▶ **Listing**
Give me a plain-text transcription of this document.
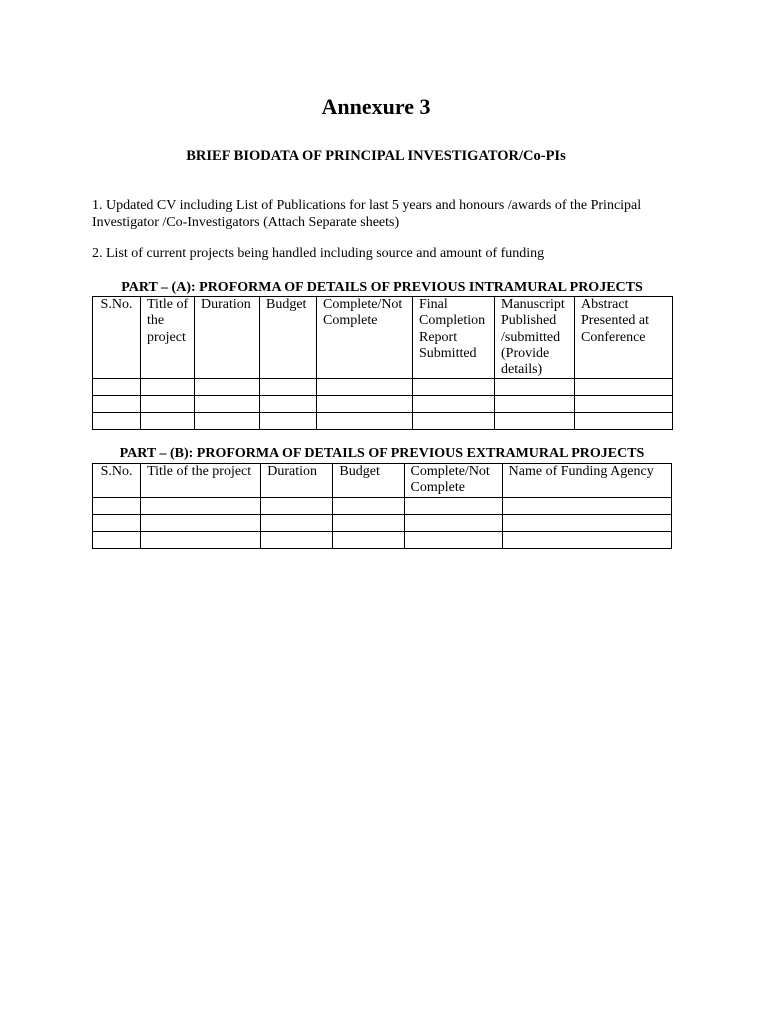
Annexure 3
BRIEF BIODATA OF PRINCIPAL INVESTIGATOR/Co-PIs
1. Updated CV including List of Publications for last 5 years and honours /awards of the Principal Investigator /Co-Investigators (Attach Separate sheets)
2. List of current projects being handled including source and amount of funding
PART – (A): PROFORMA OF DETAILS OF PREVIOUS INTRAMURAL PROJECTS
S.No.	Title of the project	Duration	Budget	Complete/Not Complete	Final Completion Report Submitted	Manuscript Published /submitted (Provide details)	Abstract Presented at Conference

PART – (B): PROFORMA OF DETAILS OF PREVIOUS EXTRAMURAL PROJECTS
S.No.	Title of the project	Duration	Budget	Complete/Not Complete	Name of Funding Agency
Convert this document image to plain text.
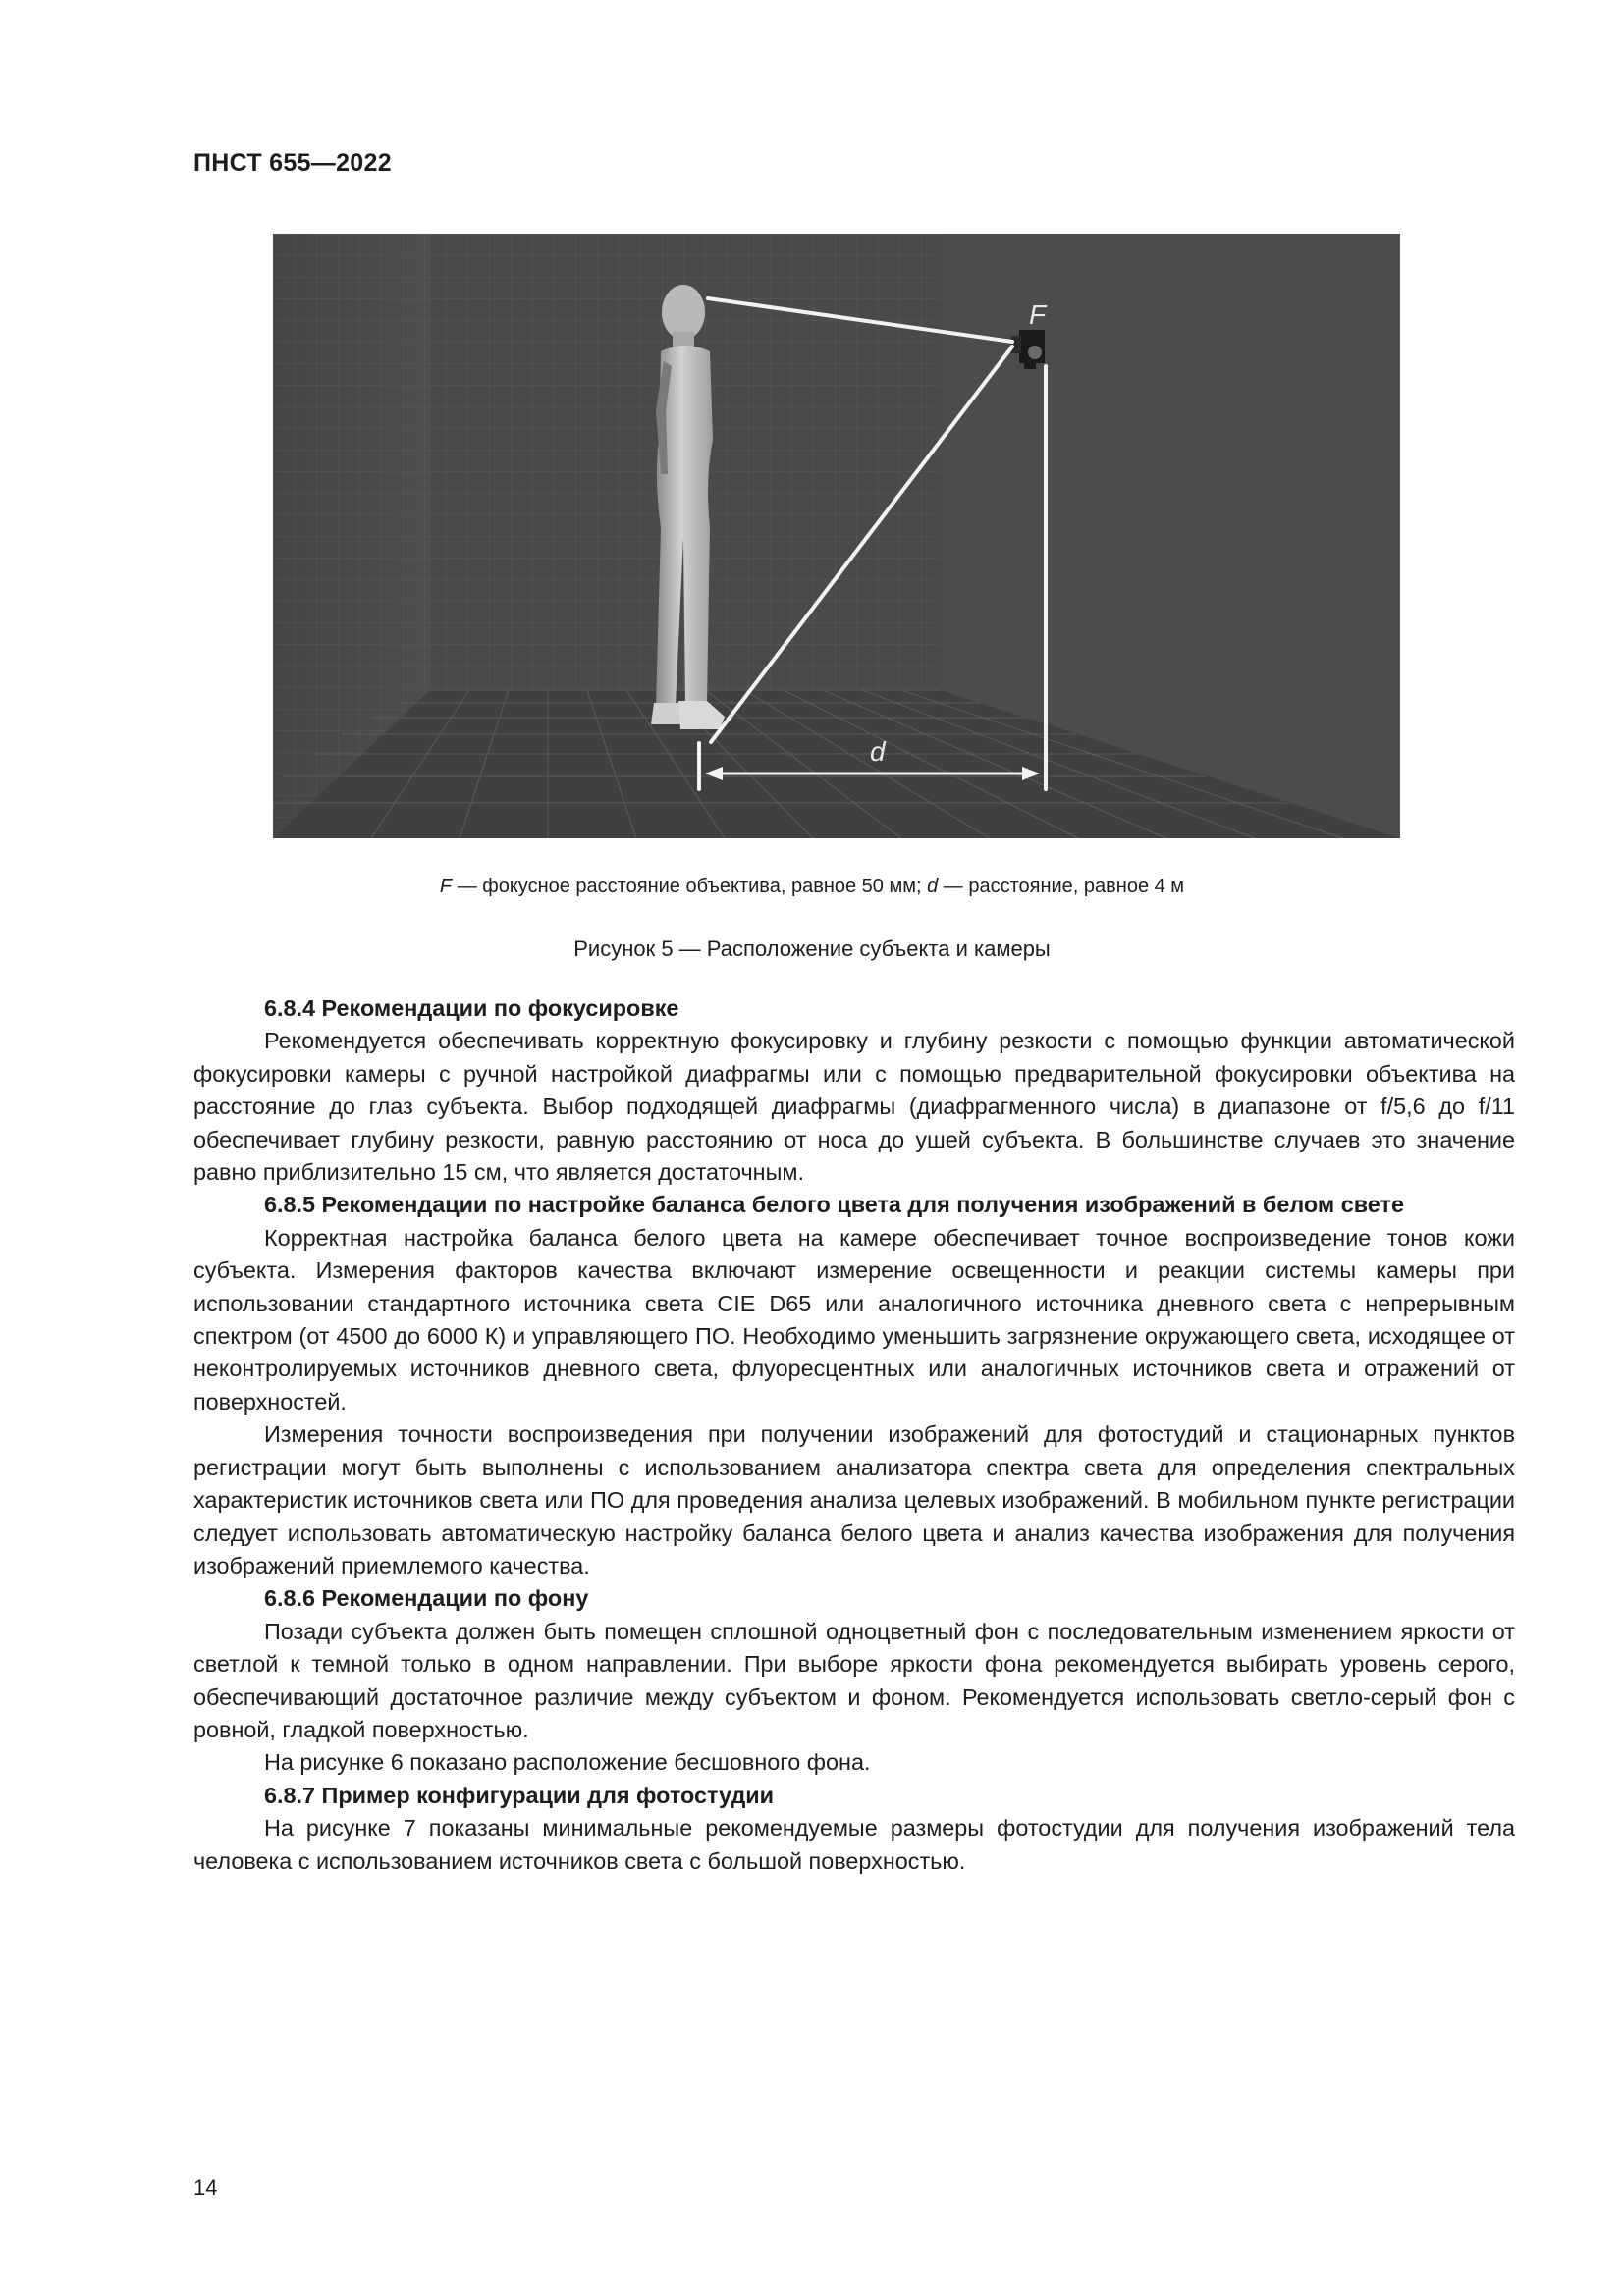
ПНСТ 655—2022
F
d
F — фокусное расстояние объектива, равное 50 мм; d — расстояние, равное 4 м
Рисунок 5 — Расположение субъекта и камеры
6.8.4 Рекомендации по фокусировке

Рекомендуется обеспечивать корректную фокусировку и глубину резкости с помощью функции автоматической фокусировки камеры с ручной настройкой диафрагмы или с помощью предварительной фокусировки объектива на расстояние до глаз субъекта. Выбор подходящей диафрагмы (диафрагменного числа) в диапазоне от f/5,6 до f/11 обеспечивает глубину резкости, равную расстоянию от носа до ушей субъекта. В большинстве случаев это значение равно приблизительно 15 см, что является достаточным.

6.8.5 Рекомендации по настройке баланса белого цвета для получения изображений в белом свете

Корректная настройка баланса белого цвета на камере обеспечивает точное воспроизведение тонов кожи субъекта. Измерения факторов качества включают измерение освещенности и реакции системы камеры при использовании стандартного источника света CIE D65 или аналогичного источника дневного света с непрерывным спектром (от 4500 до 6000 К) и управляющего ПО. Необходимо уменьшить загрязнение окружающего света, исходящее от неконтролируемых источников дневного света, флуоресцентных или аналогичных источников света и отражений от поверхностей.

Измерения точности воспроизведения при получении изображений для фотостудий и стационарных пунктов регистрации могут быть выполнены с использованием анализатора спектра света для определения спектральных характеристик источников света или ПО для проведения анализа целевых изображений. В мобильном пункте регистрации следует использовать автоматическую настройку баланса белого цвета и анализ качества изображения для получения изображений приемлемого качества.

6.8.6 Рекомендации по фону

Позади субъекта должен быть помещен сплошной одноцветный фон с последовательным изменением яркости от светлой к темной только в одном направлении. При выборе яркости фона рекомендуется выбирать уровень серого, обеспечивающий достаточное различие между субъектом и фоном. Рекомендуется использовать светло-серый фон с ровной, гладкой поверхностью.

На рисунке 6 показано расположение бесшовного фона.

6.8.7 Пример конфигурации для фотостудии

На рисунке 7 показаны минимальные рекомендуемые размеры фотостудии для получения изображений тела человека с использованием источников света с большой поверхностью.

14
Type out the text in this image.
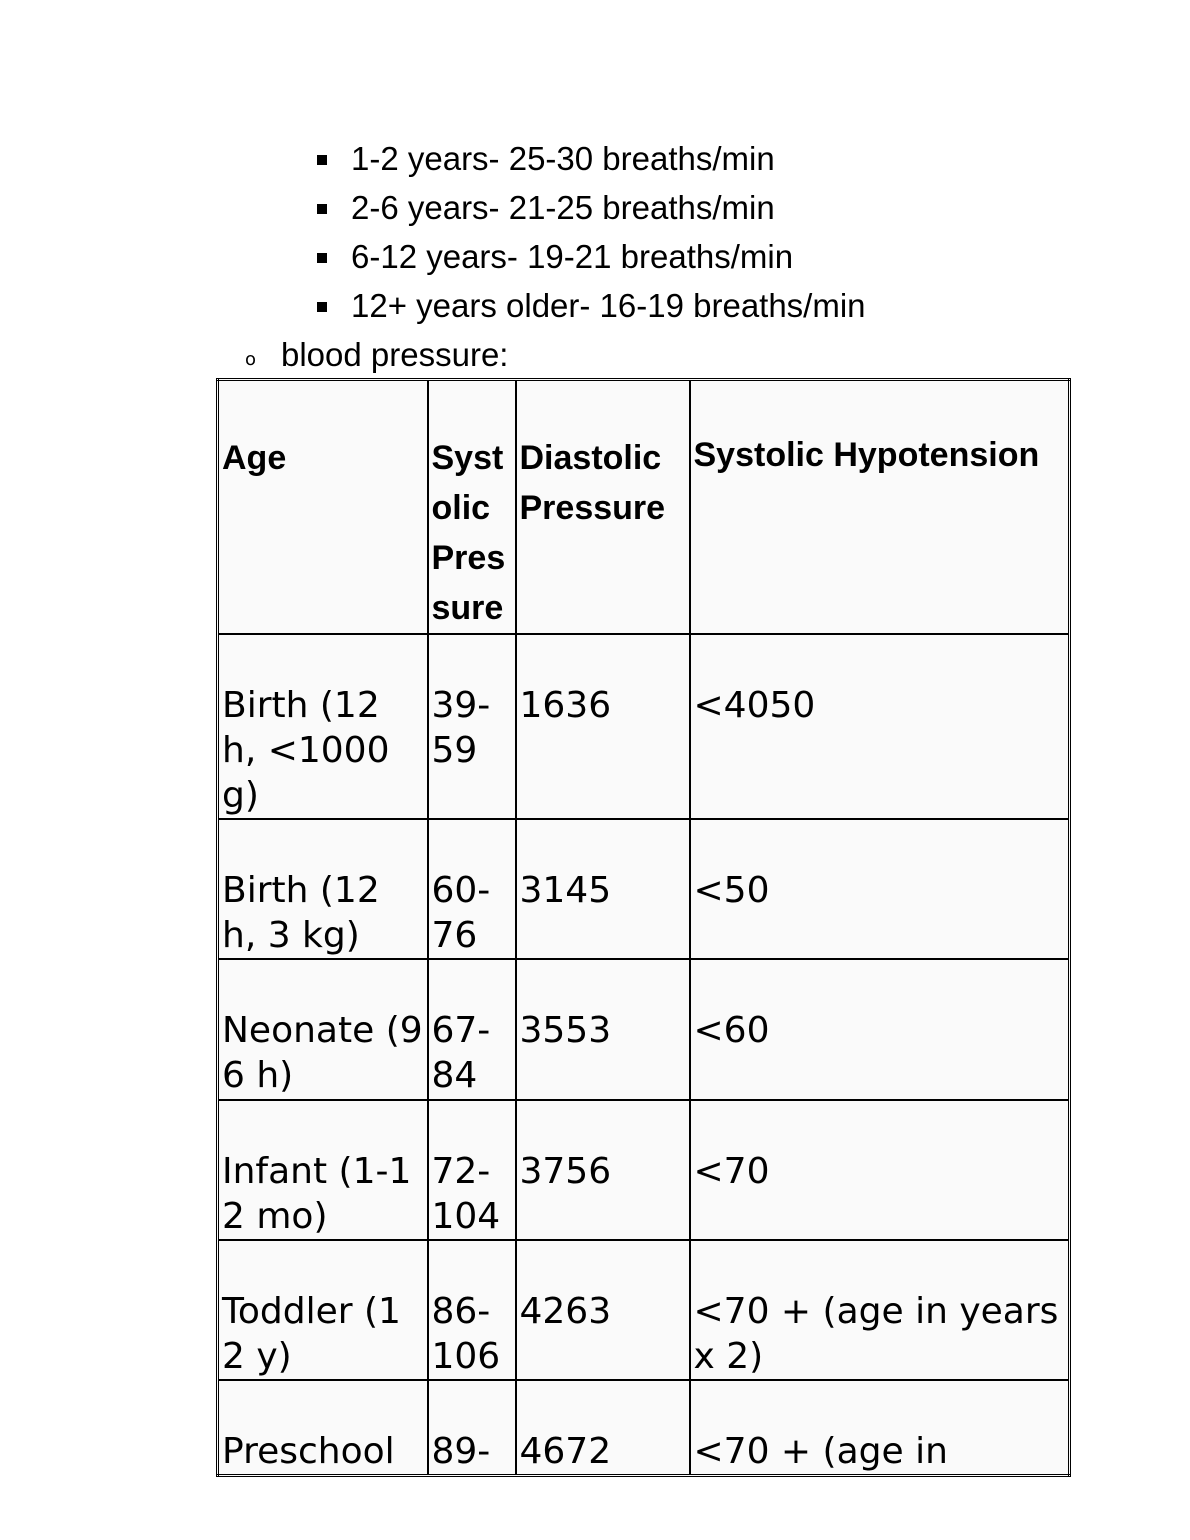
1-2 years- 25-30 breaths/min
2-6 years- 21-25 breaths/min
6-12 years- 19-21 breaths/min
12+ years older- 16-19 breaths/min
o blood pressure:
Age	Systolic Pressure	Diastolic Pressure	Systolic Hypotension

Birth (12 h, <1000 g)	39-59	1636	<4050

Birth (12 h, 3 kg)	60-76	3145	<50

Neonate (96 h)	67-84	3553	<60

Infant (1-12 mo)	72-104	3756	<70

Toddler (12 y)	86-106	4263	<70 + (age in years x 2)

Preschool	89-	4672	<70 + (age in
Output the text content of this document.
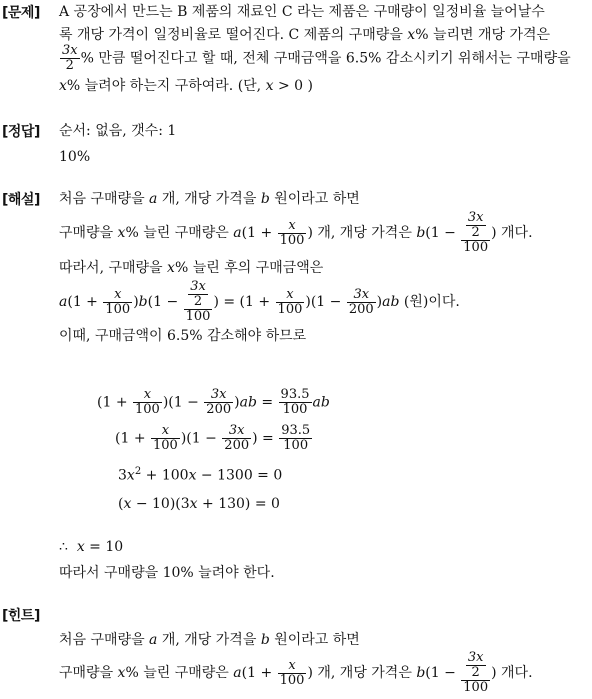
[문제] A 공장에서 만드는 B 제품의 재료인 C 라는 제품은 구매량이 일정비율 늘어날수
록 개당 가격이 일정비율로 떨어진다. C 제품의 구매량을 x% 늘리면 개당 가격은
$\frac{3x}{2}$ % 만큼 떨어진다고 할 때, 전체 구매금액을 6.5% 감소시키기 위해서는 구매량을
x% 늘려야 하는지 구하여라. (단, x > 0 )
[정답] 순서: 없음, 갯수: 1
10%
[해설] 처음 구매량을 a 개, 개당 가격을 b 원이라고 하면
구매량을 x% 늘린 구매량은 $a(1 + \frac{x}{100}$ ) 개, 개당 가격은 $b(1 - \frac{\frac{3x}{2}}{100}$ ) 개다.
따라서, 구매량을 x% 늘린 후의 구매금액은
$a(1 + \frac{x}{100} )b(1 - \frac{\frac{3x}{2}}{100}$ ) = $(1 + \frac{x}{100} )(1 - \frac{3x}{200} )ab$ (원)이다.
이때, 구매금액이 6.5% 감소해야 하므로
$(1 + \frac{x}{100} )(1 - \frac{3x}{200} )ab = \frac{93.5}{100}$ ab
$(1 + \frac{x}{100} )(1 - \frac{3x}{200}$ ) = $\frac{93.5}{100}$
$3x^2 + 100x - 1300 = 0$
(x − 10)(3x + 130) = 0
∴  x = 10
따라서 구매량을 10% 늘려야 한다.
[힌트]
처음 구매량을 a 개, 개당 가격을 b 원이라고 하면
구매량을 x% 늘린 구매량은 $a(1 + \frac{x}{100}$ ) 개, 개당 가격은 $b(1 - \frac{\frac{3x}{2}}{100}$ ) 개다.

▶ **What is needed**
Retype exactly the lines above, starting at the line containing "Output the text content of this document." and ending with the last line, both included; leave out the pictures.

▶ **Solution for this exercise**
Output the text content of this document.
[문제] A 공장에서 만드는 B 제품의 재료인 C 라는 제품은 구매량이 일정비율 늘어날수
록 개당 가격이 일정비율로 떨어진다. C 제품의 구매량을 x% 늘리면 개당 가격은
$\frac{3x}{2}$ % 만큼 떨어진다고 할 때, 전체 구매금액을 6.5% 감소시키기 위해서는 구매량을
x% 늘려야 하는지 구하여라. (단, x > 0 )
[정답] 순서: 없음, 갯수: 1
10%
[해설] 처음 구매량을 a 개, 개당 가격을 b 원이라고 하면
구매량을 x% 늘린 구매량은 $a(1 + \frac{x}{100}$ ) 개, 개당 가격은 $b(1 - \frac{\frac{3x}{2}}{100}$ ) 개다.
따라서, 구매량을 x% 늘린 후의 구매금액은
$a(1 + \frac{x}{100} )b(1 - \frac{\frac{3x}{2}}{100}$ ) = $(1 + \frac{x}{100} )(1 - \frac{3x}{200} )ab$ (원)이다.
이때, 구매금액이 6.5% 감소해야 하므로
$(1 + \frac{x}{100} )(1 - \frac{3x}{200} )ab = \frac{93.5}{100}$ ab
$(1 + \frac{x}{100} )(1 - \frac{3x}{200}$ ) = $\frac{93.5}{100}$
$3x^2 + 100x - 1300 = 0$
(x − 10)(3x + 130) = 0
∴  x = 10
따라서 구매량을 10% 늘려야 한다.
[힌트]
처음 구매량을 a 개, 개당 가격을 b 원이라고 하면
구매량을 x% 늘린 구매량은 $a(1 + \frac{x}{100}$ ) 개, 개당 가격은 $b(1 - \frac{\frac{3x}{2}}{100}$ ) 개다.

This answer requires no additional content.